◆ Given request
Gather every line that includes the word "coordinate", please.

◆ Input data
--- Start ---

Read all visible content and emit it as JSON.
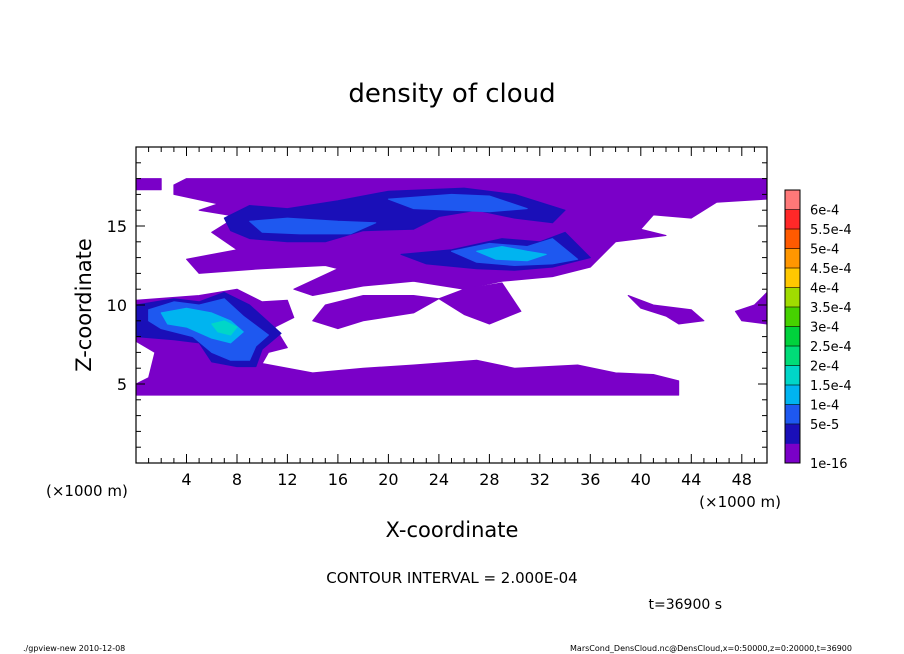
{
  "chart_data": {
    "type": "heatmap",
    "title": "density of cloud",
    "xlabel": "X-coordinate",
    "ylabel": "Z-coordinate",
    "x_unit": "(×1000 m)",
    "y_unit": "(×1000 m)",
    "xlim": [
      0,
      50
    ],
    "ylim": [
      0,
      20
    ],
    "x_ticks": [
      4,
      8,
      12,
      16,
      20,
      24,
      28,
      32,
      36,
      40,
      44,
      48
    ],
    "y_ticks": [
      5,
      10,
      15
    ],
    "contour_interval_text": "CONTOUR INTERVAL = 2.000E-04",
    "time_text": "t=36900 s",
    "colorbar": {
      "levels": [
        "1e-16",
        "5e-5",
        "1e-4",
        "1.5e-4",
        "2e-4",
        "2.5e-4",
        "3e-4",
        "3.5e-4",
        "4e-4",
        "4.5e-4",
        "5e-4",
        "5.5e-4",
        "6e-4"
      ],
      "colors": [
        "#7a00c8",
        "#1a0fb8",
        "#1e58f0",
        "#00b4f0",
        "#00d6c8",
        "#00dc78",
        "#00d23c",
        "#46d200",
        "#a0dc00",
        "#ffc800",
        "#ff9600",
        "#ff5a00",
        "#ff2828",
        "#ff7878"
      ]
    },
    "regions": [
      {
        "level": 1,
        "polygons": [
          [
            [
              0,
              4.3
            ],
            [
              43,
              4.3
            ],
            [
              43,
              5.2
            ],
            [
              41,
              5.6
            ],
            [
              38,
              5.7
            ],
            [
              35,
              6.2
            ],
            [
              30,
              6.0
            ],
            [
              27,
              6.5
            ],
            [
              22,
              6.2
            ],
            [
              18,
              6.0
            ],
            [
              14,
              5.7
            ],
            [
              10,
              6.3
            ],
            [
              10.5,
              7.0
            ],
            [
              12,
              7.3
            ],
            [
              11,
              8.6
            ],
            [
              12.5,
              9.2
            ],
            [
              12,
              10.3
            ],
            [
              10,
              10.2
            ],
            [
              8,
              11.0
            ],
            [
              5,
              10.6
            ],
            [
              0,
              10.3
            ],
            [
              0,
              7.7
            ],
            [
              1.5,
              7.0
            ],
            [
              1,
              5.4
            ],
            [
              0,
              5.0
            ]
          ],
          [
            [
              3,
              17.6
            ],
            [
              4,
              18.0
            ],
            [
              50,
              18.0
            ],
            [
              50,
              16.7
            ],
            [
              46,
              16.5
            ],
            [
              44,
              15.5
            ],
            [
              41,
              15.7
            ],
            [
              40,
              14.8
            ],
            [
              42,
              14.4
            ],
            [
              38,
              14.0
            ],
            [
              36,
              12.4
            ],
            [
              33,
              11.8
            ],
            [
              29,
              11.5
            ],
            [
              26,
              11.0
            ],
            [
              22,
              11.5
            ],
            [
              18,
              11.2
            ],
            [
              14,
              10.6
            ],
            [
              12.5,
              11.0
            ],
            [
              16,
              12.3
            ],
            [
              15,
              12.5
            ],
            [
              10,
              12.3
            ],
            [
              5,
              12.0
            ],
            [
              4,
              12.9
            ],
            [
              8,
              13.5
            ],
            [
              6,
              14.6
            ],
            [
              8,
              15.6
            ],
            [
              5,
              16.0
            ],
            [
              6.5,
              16.4
            ],
            [
              3,
              17.0
            ]
          ],
          [
            [
              29,
              11.4
            ],
            [
              30.5,
              9.6
            ],
            [
              28,
              8.8
            ],
            [
              26,
              9.4
            ],
            [
              24,
              10.4
            ],
            [
              26,
              11.0
            ]
          ],
          [
            [
              15,
              10.0
            ],
            [
              14,
              9.0
            ],
            [
              16,
              8.5
            ],
            [
              18,
              9.0
            ],
            [
              22,
              9.5
            ],
            [
              24,
              10.4
            ],
            [
              22,
              10.6
            ],
            [
              18,
              10.6
            ]
          ],
          [
            [
              39,
              10.6
            ],
            [
              41,
              10.0
            ],
            [
              44,
              9.7
            ],
            [
              45,
              9.0
            ],
            [
              43,
              8.8
            ],
            [
              42,
              9.3
            ],
            [
              40,
              9.8
            ]
          ],
          [
            [
              50,
              10.8
            ],
            [
              49,
              10.0
            ],
            [
              47.5,
              9.6
            ],
            [
              48,
              9.0
            ],
            [
              50,
              8.8
            ]
          ],
          [
            [
              0,
              18.0
            ],
            [
              2,
              18.0
            ],
            [
              2,
              17.3
            ],
            [
              0,
              17.3
            ]
          ]
        ]
      },
      {
        "level": 2,
        "polygons": [
          [
            [
              0,
              10.0
            ],
            [
              3,
              10.4
            ],
            [
              5,
              10.2
            ],
            [
              7,
              10.8
            ],
            [
              9,
              10.0
            ],
            [
              11.5,
              8.2
            ],
            [
              10,
              7.2
            ],
            [
              9.5,
              6.1
            ],
            [
              8,
              6.1
            ],
            [
              6,
              6.4
            ],
            [
              5,
              7.6
            ],
            [
              3,
              7.8
            ],
            [
              0,
              8.0
            ]
          ],
          [
            [
              7,
              15.5
            ],
            [
              9,
              16.3
            ],
            [
              12,
              16.1
            ],
            [
              16,
              16.6
            ],
            [
              20,
              17.2
            ],
            [
              26,
              17.4
            ],
            [
              30,
              17.0
            ],
            [
              34,
              16.0
            ],
            [
              33,
              15.2
            ],
            [
              30,
              15.5
            ],
            [
              27,
              16.0
            ],
            [
              24,
              15.6
            ],
            [
              22,
              14.8
            ],
            [
              18,
              14.7
            ],
            [
              15,
              14.0
            ],
            [
              12,
              14.0
            ],
            [
              9,
              14.2
            ],
            [
              7.5,
              14.7
            ]
          ],
          [
            [
              21,
              13.2
            ],
            [
              25,
              13.5
            ],
            [
              29,
              14.2
            ],
            [
              32,
              14.0
            ],
            [
              34,
              14.6
            ],
            [
              36,
              13.0
            ],
            [
              33,
              12.4
            ],
            [
              30,
              12.2
            ],
            [
              27,
              12.3
            ],
            [
              23,
              12.6
            ]
          ]
        ]
      },
      {
        "level": 3,
        "polygons": [
          [
            [
              1,
              9.7
            ],
            [
              3,
              10.2
            ],
            [
              5,
              10.0
            ],
            [
              7,
              10.4
            ],
            [
              8.5,
              9.3
            ],
            [
              10.5,
              8.1
            ],
            [
              9.5,
              7.4
            ],
            [
              9,
              6.5
            ],
            [
              7.5,
              6.5
            ],
            [
              6,
              7.0
            ],
            [
              4.5,
              8.0
            ],
            [
              2,
              8.5
            ],
            [
              1,
              9.0
            ]
          ],
          [
            [
              25,
              13.4
            ],
            [
              28,
              13.9
            ],
            [
              31,
              13.7
            ],
            [
              33,
              14.2
            ],
            [
              35,
              12.9
            ],
            [
              33,
              12.6
            ],
            [
              30,
              12.5
            ],
            [
              27,
              12.7
            ]
          ],
          [
            [
              9,
              15.3
            ],
            [
              12,
              15.5
            ],
            [
              16,
              15.3
            ],
            [
              19,
              15.2
            ],
            [
              17,
              14.5
            ],
            [
              13,
              14.5
            ],
            [
              10,
              14.6
            ]
          ],
          [
            [
              20,
              16.7
            ],
            [
              25,
              17.0
            ],
            [
              28,
              16.9
            ],
            [
              31,
              16.1
            ],
            [
              28,
              15.9
            ],
            [
              25,
              16.0
            ],
            [
              22,
              16.1
            ]
          ]
        ]
      },
      {
        "level": 4,
        "polygons": [
          [
            [
              2,
              9.5
            ],
            [
              4,
              9.8
            ],
            [
              6,
              9.5
            ],
            [
              7.5,
              9.0
            ],
            [
              8.5,
              8.3
            ],
            [
              7.5,
              7.6
            ],
            [
              6,
              7.9
            ],
            [
              4,
              8.6
            ],
            [
              2.5,
              8.8
            ]
          ],
          [
            [
              27,
              13.4
            ],
            [
              29,
              13.7
            ],
            [
              31,
              13.4
            ],
            [
              32.5,
              13.2
            ],
            [
              31,
              12.8
            ],
            [
              28.5,
              12.9
            ]
          ]
        ]
      },
      {
        "level": 5,
        "polygons": [
          [
            [
              6,
              8.8
            ],
            [
              7,
              9.0
            ],
            [
              8,
              8.6
            ],
            [
              7.5,
              8.1
            ],
            [
              6.5,
              8.3
            ]
          ]
        ]
      }
    ]
  },
  "footer": {
    "left": "./gpview-new  2010-12-08",
    "right": "MarsCond_DensCloud.nc@DensCloud,x=0:50000,z=0:20000,t=36900"
  }
}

--- End ---

◆ Finished exercise
    "xlabel": "X-coordinate",
    "ylabel": "Z-coordinate",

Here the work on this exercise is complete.